- [WORK TO BE COMPLETED]:
Output all of the data below exactly as given.

-- Start SUPPLIED MATERIAL --

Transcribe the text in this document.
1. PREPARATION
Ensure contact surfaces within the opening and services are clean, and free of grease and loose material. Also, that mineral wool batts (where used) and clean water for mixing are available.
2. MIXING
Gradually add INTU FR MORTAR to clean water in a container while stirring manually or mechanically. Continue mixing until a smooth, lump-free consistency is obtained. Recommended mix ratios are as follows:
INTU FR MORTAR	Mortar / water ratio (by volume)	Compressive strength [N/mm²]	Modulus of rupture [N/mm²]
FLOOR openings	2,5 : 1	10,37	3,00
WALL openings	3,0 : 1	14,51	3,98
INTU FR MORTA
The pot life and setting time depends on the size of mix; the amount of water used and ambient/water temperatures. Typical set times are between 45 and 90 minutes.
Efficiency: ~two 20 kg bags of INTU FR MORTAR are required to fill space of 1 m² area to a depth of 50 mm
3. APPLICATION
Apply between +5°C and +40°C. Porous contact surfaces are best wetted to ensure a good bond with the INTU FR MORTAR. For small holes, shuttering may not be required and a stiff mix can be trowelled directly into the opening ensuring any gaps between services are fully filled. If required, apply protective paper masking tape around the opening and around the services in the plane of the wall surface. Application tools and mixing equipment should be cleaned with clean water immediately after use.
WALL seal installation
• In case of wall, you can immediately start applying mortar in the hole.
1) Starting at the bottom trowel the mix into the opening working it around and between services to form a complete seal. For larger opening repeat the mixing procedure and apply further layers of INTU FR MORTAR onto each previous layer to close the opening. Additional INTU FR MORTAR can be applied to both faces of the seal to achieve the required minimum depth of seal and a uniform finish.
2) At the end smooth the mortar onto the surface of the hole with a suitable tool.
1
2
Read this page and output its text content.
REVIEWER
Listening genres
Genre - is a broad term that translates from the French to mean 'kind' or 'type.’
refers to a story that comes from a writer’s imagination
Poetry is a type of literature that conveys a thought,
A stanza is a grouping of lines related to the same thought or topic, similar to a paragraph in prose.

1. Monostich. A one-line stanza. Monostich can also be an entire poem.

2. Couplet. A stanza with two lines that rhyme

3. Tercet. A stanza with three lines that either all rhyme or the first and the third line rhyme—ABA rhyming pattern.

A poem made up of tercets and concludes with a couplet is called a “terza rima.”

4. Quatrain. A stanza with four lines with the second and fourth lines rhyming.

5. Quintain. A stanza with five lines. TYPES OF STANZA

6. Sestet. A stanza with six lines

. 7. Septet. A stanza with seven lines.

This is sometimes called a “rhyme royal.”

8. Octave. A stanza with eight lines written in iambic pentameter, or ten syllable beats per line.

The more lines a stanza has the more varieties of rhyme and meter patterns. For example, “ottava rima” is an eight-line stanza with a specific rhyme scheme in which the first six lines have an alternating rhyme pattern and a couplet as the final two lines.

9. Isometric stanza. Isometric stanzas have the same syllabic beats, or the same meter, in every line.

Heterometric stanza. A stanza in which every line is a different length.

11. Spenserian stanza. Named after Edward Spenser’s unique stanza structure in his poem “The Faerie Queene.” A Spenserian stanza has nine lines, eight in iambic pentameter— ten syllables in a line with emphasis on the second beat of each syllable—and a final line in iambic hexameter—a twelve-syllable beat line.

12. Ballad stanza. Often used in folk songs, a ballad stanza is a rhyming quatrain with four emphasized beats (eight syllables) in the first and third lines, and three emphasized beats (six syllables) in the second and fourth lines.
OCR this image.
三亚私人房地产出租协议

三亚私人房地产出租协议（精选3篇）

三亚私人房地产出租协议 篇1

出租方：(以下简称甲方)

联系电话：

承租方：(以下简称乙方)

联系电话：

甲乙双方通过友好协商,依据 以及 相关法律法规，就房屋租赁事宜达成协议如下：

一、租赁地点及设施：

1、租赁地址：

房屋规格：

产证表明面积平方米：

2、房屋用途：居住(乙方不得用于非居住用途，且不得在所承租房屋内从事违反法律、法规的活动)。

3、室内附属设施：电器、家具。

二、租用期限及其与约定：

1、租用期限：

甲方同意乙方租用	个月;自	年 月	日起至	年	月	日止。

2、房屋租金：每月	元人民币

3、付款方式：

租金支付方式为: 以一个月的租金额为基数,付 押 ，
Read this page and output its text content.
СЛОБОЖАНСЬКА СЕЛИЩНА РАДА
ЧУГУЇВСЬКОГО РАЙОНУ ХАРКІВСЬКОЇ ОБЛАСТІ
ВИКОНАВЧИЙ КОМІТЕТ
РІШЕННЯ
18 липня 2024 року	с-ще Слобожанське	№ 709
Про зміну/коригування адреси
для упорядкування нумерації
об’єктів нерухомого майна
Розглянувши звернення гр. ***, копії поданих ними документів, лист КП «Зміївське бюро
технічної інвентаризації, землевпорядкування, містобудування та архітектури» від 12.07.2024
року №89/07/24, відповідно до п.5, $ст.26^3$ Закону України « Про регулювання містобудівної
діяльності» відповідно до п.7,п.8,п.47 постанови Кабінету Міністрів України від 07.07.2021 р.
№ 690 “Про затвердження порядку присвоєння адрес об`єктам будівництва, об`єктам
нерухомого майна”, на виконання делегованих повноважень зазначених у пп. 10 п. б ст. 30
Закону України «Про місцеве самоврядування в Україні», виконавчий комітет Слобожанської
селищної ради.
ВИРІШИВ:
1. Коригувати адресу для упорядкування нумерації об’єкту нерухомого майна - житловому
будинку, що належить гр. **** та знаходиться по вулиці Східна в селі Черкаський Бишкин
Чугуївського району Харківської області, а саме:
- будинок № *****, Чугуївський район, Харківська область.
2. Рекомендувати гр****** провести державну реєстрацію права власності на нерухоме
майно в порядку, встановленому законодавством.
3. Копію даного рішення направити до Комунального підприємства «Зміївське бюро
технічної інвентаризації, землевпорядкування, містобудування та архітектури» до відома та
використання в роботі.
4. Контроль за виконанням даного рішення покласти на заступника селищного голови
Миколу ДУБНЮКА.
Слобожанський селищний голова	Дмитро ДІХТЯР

-- End SUPPLIED MATERIAL --

- [FULL RESPONSE]:
Transcribe the text in this document.
1. PREPARATION
Ensure contact surfaces within the opening and services are clean, and free of grease and loose material. Also, that mineral wool batts (where used) and clean water for mixing are available.
2. MIXING
Gradually add INTU FR MORTAR to clean water in a container while stirring manually or mechanically. Continue mixing until a smooth, lump-free consistency is obtained. Recommended mix ratios are as follows:
INTU FR MORTAR	Mortar / water ratio (by volume)	Compressive strength [N/mm²]	Modulus of rupture [N/mm²]
FLOOR openings	2,5 : 1	10,37	3,00
WALL openings	3,0 : 1	14,51	3,98
INTU FR MORTA
The pot life and setting time depends on the size of mix; the amount of water used and ambient/water temperatures. Typical set times are between 45 and 90 minutes.
Efficiency: ~two 20 kg bags of INTU FR MORTAR are required to fill space of 1 m² area to a depth of 50 mm
3. APPLICATION
Apply between +5°C and +40°C. Porous contact surfaces are best wetted to ensure a good bond with the INTU FR MORTAR. For small holes, shuttering may not be required and a stiff mix can be trowelled directly into the opening ensuring any gaps between services are fully filled. If required, apply protective paper masking tape around the opening and around the services in the plane of the wall surface. Application tools and mixing equipment should be cleaned with clean water immediately after use.
WALL seal installation
• In case of wall, you can immediately start applying mortar in the hole.
1) Starting at the bottom trowel the mix into the opening working it around and between services to form a complete seal. For larger opening repeat the mixing procedure and apply further layers of INTU FR MORTAR onto each previous layer to close the opening. Additional INTU FR MORTAR can be applied to both faces of the seal to achieve the required minimum depth of seal and a uniform finish.
2) At the end smooth the mortar onto the surface of the hole with a suitable tool.
1
2
Read this page and output its text content.
REVIEWER
Listening genres
Genre - is a broad term that translates from the French to mean 'kind' or 'type.’
refers to a story that comes from a writer’s imagination
Poetry is a type of literature that conveys a thought,
A stanza is a grouping of lines related to the same thought or topic, similar to a paragraph in prose.

1. Monostich. A one-line stanza. Monostich can also be an entire poem.

2. Couplet. A stanza with two lines that rhyme

3. Tercet. A stanza with three lines that either all rhyme or the first and the third line rhyme—ABA rhyming pattern.

A poem made up of tercets and concludes with a couplet is called a “terza rima.”

4. Quatrain. A stanza with four lines with the second and fourth lines rhyming.

5. Quintain. A stanza with five lines. TYPES OF STANZA

6. Sestet. A stanza with six lines

. 7. Septet. A stanza with seven lines.

This is sometimes called a “rhyme royal.”

8. Octave. A stanza with eight lines written in iambic pentameter, or ten syllable beats per line.

The more lines a stanza has the more varieties of rhyme and meter patterns. For example, “ottava rima” is an eight-line stanza with a specific rhyme scheme in which the first six lines have an alternating rhyme pattern and a couplet as the final two lines.

9. Isometric stanza. Isometric stanzas have the same syllabic beats, or the same meter, in every line.

Heterometric stanza. A stanza in which every line is a different length.

11. Spenserian stanza. Named after Edward Spenser’s unique stanza structure in his poem “The Faerie Queene.” A Spenserian stanza has nine lines, eight in iambic pentameter— ten syllables in a line with emphasis on the second beat of each syllable—and a final line in iambic hexameter—a twelve-syllable beat line.

12. Ballad stanza. Often used in folk songs, a ballad stanza is a rhyming quatrain with four emphasized beats (eight syllables) in the first and third lines, and three emphasized beats (six syllables) in the second and fourth lines.
OCR this image.
三亚私人房地产出租协议

三亚私人房地产出租协议（精选3篇）

三亚私人房地产出租协议 篇1

出租方：(以下简称甲方)

联系电话：

承租方：(以下简称乙方)

联系电话：

甲乙双方通过友好协商,依据 以及 相关法律法规，就房屋租赁事宜达成协议如下：

一、租赁地点及设施：

1、租赁地址：

房屋规格：

产证表明面积平方米：

2、房屋用途：居住(乙方不得用于非居住用途，且不得在所承租房屋内从事违反法律、法规的活动)。

3、室内附属设施：电器、家具。

二、租用期限及其与约定：

1、租用期限：

甲方同意乙方租用	个月;自	年 月	日起至	年	月	日止。

2、房屋租金：每月	元人民币

3、付款方式：

租金支付方式为: 以一个月的租金额为基数,付 押 ，
Read this page and output its text content.
СЛОБОЖАНСЬКА СЕЛИЩНА РАДА
ЧУГУЇВСЬКОГО РАЙОНУ ХАРКІВСЬКОЇ ОБЛАСТІ
ВИКОНАВЧИЙ КОМІТЕТ
РІШЕННЯ
18 липня 2024 року	с-ще Слобожанське	№ 709
Про зміну/коригування адреси
для упорядкування нумерації
об’єктів нерухомого майна
Розглянувши звернення гр. ***, копії поданих ними документів, лист КП «Зміївське бюро
технічної інвентаризації, землевпорядкування, містобудування та архітектури» від 12.07.2024
року №89/07/24, відповідно до п.5, $ст.26^3$ Закону України « Про регулювання містобудівної
діяльності» відповідно до п.7,п.8,п.47 постанови Кабінету Міністрів України від 07.07.2021 р.
№ 690 “Про затвердження порядку присвоєння адрес об`єктам будівництва, об`єктам
нерухомого майна”, на виконання делегованих повноважень зазначених у пп. 10 п. б ст. 30
Закону України «Про місцеве самоврядування в Україні», виконавчий комітет Слобожанської
селищної ради.
ВИРІШИВ:
1. Коригувати адресу для упорядкування нумерації об’єкту нерухомого майна - житловому
будинку, що належить гр. **** та знаходиться по вулиці Східна в селі Черкаський Бишкин
Чугуївського району Харківської області, а саме:
- будинок № *****, Чугуївський район, Харківська область.
2. Рекомендувати гр****** провести державну реєстрацію права власності на нерухоме
майно в порядку, встановленому законодавством.
3. Копію даного рішення направити до Комунального підприємства «Зміївське бюро
технічної інвентаризації, землевпорядкування, містобудування та архітектури» до відома та
використання в роботі.
4. Контроль за виконанням даного рішення покласти на заступника селищного голови
Миколу ДУБНЮКА.
Слобожанський селищний голова	Дмитро ДІХТЯР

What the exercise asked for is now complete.